PROBLEM DESCRIPTION: Identify the lines bearing the string "title" and gather them.

PROVIDED MATERIAL:
* * * * * * *
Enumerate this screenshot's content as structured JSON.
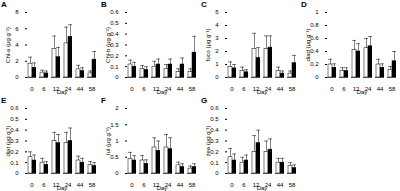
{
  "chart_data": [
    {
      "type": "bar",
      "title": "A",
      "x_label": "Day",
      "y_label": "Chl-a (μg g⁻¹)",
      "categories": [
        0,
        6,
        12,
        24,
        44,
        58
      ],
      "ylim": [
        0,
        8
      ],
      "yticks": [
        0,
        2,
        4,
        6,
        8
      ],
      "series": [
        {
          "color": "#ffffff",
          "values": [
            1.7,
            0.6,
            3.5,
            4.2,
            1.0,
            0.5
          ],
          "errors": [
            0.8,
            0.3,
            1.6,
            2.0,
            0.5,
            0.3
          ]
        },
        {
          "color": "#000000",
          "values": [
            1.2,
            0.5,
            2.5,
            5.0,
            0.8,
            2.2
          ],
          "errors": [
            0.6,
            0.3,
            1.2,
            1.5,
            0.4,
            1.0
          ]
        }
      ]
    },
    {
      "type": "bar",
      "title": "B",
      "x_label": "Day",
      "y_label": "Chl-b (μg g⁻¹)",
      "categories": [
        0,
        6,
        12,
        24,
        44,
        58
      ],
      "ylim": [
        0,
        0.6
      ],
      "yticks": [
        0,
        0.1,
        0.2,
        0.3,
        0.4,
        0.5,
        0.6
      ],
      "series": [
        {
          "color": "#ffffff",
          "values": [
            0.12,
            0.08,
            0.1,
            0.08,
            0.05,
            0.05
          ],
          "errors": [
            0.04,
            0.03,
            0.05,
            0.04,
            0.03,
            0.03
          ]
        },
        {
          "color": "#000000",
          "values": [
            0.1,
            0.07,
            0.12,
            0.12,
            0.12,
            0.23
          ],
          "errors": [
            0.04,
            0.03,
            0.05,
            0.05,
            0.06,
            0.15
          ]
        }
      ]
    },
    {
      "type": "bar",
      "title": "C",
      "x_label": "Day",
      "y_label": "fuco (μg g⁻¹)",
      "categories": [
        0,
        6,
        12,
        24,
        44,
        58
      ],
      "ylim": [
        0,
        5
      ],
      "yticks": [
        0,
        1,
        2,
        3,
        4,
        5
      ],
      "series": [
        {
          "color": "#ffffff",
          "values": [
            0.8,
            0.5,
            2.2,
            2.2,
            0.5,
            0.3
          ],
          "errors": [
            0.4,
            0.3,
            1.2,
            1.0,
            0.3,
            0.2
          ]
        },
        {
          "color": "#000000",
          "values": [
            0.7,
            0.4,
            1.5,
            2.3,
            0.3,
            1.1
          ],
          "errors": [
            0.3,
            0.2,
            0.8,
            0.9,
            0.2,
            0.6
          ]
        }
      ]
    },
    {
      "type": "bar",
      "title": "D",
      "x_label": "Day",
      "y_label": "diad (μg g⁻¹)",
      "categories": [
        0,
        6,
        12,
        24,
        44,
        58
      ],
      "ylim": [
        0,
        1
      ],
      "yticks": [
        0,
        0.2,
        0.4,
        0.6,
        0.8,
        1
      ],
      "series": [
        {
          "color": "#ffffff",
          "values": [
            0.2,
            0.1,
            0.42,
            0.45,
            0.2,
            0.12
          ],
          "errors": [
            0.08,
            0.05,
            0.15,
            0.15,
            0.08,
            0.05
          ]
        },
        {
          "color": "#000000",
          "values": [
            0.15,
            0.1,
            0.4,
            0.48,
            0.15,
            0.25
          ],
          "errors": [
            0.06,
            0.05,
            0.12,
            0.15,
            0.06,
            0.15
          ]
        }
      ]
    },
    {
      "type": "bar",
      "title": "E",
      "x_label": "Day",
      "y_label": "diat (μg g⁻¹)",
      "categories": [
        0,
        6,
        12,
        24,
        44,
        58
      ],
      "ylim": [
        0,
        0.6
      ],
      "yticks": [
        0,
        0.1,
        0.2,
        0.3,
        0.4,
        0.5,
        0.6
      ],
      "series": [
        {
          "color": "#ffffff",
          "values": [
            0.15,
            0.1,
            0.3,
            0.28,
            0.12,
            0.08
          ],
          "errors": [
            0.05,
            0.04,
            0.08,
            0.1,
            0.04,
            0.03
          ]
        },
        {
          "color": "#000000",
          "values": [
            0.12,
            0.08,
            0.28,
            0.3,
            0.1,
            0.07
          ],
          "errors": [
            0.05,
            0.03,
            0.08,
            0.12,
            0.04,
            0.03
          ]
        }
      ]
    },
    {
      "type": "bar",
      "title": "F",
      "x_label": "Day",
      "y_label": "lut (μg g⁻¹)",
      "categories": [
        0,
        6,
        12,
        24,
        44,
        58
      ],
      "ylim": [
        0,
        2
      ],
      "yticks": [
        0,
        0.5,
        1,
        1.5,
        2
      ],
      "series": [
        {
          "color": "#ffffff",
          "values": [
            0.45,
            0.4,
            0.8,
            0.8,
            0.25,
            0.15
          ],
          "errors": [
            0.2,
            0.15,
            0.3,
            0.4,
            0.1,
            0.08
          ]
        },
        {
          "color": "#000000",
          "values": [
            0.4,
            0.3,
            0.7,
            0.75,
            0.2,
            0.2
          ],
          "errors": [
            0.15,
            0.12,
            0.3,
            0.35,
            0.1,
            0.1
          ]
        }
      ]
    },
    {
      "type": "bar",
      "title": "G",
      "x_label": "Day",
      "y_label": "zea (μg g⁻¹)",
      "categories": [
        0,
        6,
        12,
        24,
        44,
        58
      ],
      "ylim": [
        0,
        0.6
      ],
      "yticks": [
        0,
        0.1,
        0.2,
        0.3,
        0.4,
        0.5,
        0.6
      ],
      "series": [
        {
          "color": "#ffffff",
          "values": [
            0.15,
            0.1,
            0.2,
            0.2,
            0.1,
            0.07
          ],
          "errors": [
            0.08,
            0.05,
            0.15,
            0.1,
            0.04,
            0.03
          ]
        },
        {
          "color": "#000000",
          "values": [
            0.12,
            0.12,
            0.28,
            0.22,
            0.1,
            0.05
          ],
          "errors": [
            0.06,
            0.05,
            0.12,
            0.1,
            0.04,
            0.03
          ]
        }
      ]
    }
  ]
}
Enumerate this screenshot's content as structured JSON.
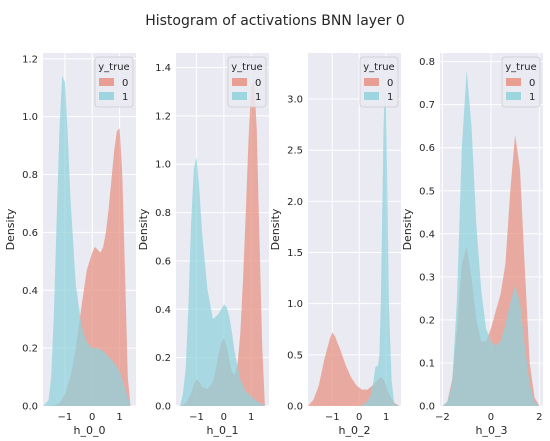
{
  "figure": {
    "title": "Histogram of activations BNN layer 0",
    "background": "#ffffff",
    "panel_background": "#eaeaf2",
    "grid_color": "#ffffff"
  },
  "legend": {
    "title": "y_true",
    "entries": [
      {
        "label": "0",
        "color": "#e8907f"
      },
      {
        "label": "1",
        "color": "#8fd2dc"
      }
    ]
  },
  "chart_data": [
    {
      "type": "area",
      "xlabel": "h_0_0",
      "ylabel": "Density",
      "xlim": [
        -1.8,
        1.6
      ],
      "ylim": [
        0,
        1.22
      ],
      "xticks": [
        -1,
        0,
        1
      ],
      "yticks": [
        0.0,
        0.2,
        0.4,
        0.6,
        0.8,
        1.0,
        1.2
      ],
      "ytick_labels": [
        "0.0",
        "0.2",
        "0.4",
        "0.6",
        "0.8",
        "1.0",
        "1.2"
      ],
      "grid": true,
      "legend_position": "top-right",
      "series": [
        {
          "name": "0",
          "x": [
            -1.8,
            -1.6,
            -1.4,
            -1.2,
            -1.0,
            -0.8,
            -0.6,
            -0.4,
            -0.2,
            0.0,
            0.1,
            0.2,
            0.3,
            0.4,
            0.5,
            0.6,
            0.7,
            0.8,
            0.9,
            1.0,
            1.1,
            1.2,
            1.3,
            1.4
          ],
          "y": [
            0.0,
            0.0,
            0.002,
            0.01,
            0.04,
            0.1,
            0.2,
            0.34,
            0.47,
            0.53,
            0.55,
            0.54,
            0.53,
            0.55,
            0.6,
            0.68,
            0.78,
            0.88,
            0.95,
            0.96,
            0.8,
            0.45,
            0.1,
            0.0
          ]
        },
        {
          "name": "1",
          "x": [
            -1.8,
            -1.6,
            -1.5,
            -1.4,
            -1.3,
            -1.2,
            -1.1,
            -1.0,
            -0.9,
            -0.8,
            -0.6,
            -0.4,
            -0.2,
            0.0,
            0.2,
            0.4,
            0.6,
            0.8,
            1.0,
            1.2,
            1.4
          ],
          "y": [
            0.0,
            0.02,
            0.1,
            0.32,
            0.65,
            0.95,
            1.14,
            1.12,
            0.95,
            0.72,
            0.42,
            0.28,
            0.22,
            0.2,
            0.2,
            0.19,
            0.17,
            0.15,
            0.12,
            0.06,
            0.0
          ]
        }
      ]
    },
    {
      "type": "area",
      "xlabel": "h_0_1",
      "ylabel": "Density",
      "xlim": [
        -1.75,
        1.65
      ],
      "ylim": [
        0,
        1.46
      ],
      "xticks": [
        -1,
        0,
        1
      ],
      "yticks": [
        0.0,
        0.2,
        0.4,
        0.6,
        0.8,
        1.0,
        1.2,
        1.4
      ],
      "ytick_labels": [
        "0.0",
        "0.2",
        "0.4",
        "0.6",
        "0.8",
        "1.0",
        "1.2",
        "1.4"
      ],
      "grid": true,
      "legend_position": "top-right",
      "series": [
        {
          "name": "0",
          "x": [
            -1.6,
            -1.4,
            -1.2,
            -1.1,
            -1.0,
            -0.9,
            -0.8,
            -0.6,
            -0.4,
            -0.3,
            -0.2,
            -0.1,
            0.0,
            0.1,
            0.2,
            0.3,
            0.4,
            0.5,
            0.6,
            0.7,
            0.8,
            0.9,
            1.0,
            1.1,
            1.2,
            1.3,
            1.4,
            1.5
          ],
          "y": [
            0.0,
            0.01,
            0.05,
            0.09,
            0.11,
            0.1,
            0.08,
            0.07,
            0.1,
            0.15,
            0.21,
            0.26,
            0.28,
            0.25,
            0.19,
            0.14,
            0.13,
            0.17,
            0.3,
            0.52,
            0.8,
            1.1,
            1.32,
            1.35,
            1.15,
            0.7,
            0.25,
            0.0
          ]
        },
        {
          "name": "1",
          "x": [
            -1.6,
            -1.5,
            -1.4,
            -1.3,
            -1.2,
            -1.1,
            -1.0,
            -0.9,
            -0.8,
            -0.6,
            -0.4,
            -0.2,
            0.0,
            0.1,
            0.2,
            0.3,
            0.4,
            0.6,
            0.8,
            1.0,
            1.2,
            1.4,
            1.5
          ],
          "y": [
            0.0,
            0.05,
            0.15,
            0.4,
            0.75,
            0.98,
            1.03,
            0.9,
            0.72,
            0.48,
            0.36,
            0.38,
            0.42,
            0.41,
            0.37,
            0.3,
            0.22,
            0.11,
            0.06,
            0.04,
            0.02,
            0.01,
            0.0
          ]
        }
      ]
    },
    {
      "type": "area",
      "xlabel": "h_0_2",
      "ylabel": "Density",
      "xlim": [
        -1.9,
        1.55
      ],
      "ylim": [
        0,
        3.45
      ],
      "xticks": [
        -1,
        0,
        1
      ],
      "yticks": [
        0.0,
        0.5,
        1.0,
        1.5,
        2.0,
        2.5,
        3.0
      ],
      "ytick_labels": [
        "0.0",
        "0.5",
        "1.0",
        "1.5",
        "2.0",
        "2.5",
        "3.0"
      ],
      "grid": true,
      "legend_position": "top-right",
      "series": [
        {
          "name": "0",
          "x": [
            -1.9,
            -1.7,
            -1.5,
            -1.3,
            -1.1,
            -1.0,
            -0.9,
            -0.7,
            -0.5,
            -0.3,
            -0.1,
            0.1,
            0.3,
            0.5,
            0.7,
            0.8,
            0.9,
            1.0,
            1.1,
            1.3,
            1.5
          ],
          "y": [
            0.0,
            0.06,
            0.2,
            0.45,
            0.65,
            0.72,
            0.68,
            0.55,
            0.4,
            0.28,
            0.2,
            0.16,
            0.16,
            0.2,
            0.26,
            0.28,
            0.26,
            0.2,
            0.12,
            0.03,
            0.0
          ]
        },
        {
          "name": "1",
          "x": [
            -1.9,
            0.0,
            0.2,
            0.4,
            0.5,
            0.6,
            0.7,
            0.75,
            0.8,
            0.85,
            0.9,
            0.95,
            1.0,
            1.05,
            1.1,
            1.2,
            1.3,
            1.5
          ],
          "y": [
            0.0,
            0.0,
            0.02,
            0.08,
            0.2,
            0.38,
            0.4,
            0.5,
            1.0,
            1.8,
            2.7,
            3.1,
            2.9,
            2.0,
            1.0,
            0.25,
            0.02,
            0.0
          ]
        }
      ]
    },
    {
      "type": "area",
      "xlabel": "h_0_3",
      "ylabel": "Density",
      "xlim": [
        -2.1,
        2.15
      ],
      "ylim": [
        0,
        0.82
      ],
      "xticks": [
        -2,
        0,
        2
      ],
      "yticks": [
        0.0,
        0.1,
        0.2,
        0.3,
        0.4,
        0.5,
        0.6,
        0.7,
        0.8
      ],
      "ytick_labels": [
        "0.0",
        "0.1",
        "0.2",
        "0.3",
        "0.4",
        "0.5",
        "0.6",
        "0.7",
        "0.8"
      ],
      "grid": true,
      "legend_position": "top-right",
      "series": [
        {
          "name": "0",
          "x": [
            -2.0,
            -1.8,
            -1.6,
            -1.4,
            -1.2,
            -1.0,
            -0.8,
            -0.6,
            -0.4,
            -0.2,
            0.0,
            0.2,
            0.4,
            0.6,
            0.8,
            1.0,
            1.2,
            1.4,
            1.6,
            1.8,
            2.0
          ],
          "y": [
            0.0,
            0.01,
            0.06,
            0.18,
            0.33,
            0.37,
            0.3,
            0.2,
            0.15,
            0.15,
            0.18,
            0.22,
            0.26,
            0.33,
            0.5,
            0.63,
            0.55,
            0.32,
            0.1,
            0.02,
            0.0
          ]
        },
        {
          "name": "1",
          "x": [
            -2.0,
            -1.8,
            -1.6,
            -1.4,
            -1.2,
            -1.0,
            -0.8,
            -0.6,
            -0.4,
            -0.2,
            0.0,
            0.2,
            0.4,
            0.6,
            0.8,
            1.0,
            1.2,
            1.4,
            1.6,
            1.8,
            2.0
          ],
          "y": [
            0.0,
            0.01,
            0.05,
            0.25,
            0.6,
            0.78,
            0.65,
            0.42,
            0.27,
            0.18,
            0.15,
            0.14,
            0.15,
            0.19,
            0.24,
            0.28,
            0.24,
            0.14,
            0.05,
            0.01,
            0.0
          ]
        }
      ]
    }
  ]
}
* * * * * * *
ANSWER TO THE PROBLEM:
      "title": "A",
      "title": "B",
      "title": "C",
      "title": "D",
      "title": "E",
      "title": "F",
      "title": "G",
    "title": "Histogram of activations BNN layer 0",
    "title": "y_true",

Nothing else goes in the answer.